## GOAL OF THE EXERCISE:
Compute the number of lines that include the string "society", then output that number and nothing else.

## INFORMATION PROVIDED:
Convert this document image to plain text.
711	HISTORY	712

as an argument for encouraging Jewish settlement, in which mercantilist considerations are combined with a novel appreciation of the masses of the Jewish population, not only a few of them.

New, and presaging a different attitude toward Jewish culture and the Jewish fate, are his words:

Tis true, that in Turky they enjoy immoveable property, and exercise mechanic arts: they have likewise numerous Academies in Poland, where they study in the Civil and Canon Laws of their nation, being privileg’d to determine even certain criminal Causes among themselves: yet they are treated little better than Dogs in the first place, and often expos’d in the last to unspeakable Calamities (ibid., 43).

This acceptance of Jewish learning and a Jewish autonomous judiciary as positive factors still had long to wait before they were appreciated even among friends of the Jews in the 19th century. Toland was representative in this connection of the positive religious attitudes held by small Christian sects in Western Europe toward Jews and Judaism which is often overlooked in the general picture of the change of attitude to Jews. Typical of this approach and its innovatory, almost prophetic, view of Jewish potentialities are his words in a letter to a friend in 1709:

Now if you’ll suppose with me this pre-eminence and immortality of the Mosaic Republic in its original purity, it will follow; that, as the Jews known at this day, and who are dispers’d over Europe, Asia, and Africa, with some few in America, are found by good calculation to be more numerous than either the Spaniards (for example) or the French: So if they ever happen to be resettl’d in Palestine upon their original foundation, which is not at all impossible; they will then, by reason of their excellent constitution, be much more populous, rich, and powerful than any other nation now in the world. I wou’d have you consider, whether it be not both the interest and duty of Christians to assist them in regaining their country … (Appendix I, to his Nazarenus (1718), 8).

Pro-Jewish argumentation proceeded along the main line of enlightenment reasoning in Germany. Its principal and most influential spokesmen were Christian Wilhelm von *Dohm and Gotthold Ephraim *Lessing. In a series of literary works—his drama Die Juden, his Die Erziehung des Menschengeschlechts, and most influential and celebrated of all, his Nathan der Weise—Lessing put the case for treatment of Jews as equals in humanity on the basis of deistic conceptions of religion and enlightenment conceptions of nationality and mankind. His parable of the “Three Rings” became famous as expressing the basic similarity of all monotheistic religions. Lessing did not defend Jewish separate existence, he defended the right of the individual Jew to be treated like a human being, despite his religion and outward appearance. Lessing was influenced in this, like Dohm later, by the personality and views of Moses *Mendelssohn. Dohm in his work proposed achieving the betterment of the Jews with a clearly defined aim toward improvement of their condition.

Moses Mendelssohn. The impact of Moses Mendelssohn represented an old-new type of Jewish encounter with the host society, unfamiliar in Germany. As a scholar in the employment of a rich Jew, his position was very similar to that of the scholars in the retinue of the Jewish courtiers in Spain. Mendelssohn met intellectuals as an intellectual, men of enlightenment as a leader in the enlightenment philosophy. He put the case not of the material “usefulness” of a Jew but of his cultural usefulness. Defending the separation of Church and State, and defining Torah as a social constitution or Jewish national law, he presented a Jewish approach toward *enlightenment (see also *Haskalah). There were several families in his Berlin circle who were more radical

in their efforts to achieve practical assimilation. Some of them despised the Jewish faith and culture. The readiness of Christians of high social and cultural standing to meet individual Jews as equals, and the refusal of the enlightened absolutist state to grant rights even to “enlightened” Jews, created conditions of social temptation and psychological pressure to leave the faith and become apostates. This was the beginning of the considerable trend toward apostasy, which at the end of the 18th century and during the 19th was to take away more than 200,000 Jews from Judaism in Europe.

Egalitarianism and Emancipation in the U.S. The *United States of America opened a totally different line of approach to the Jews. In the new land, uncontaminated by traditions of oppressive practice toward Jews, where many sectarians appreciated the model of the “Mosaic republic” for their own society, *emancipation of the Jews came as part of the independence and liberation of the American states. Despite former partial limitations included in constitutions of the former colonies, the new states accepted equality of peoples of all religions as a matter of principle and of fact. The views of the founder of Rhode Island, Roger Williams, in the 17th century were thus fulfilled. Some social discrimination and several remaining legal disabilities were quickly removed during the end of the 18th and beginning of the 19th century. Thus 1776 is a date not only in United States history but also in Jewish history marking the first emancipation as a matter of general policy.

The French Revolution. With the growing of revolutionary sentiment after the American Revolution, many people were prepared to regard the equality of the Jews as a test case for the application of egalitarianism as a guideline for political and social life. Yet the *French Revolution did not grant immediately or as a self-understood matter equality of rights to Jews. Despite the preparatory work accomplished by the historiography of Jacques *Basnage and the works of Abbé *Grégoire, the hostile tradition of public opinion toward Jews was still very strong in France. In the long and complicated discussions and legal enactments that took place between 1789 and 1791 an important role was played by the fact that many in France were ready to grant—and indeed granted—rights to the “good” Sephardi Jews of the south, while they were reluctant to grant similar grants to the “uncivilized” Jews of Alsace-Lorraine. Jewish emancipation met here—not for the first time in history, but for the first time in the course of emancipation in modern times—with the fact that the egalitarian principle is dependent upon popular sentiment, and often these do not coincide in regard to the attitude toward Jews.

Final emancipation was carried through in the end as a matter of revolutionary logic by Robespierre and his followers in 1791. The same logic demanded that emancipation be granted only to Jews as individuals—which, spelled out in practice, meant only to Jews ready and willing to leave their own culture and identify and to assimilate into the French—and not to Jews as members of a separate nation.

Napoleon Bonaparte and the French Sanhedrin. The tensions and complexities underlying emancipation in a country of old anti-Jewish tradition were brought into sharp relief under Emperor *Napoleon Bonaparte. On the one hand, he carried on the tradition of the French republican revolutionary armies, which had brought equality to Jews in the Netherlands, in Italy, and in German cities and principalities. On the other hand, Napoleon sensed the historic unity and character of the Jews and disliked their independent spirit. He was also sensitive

## RESPONSE:
2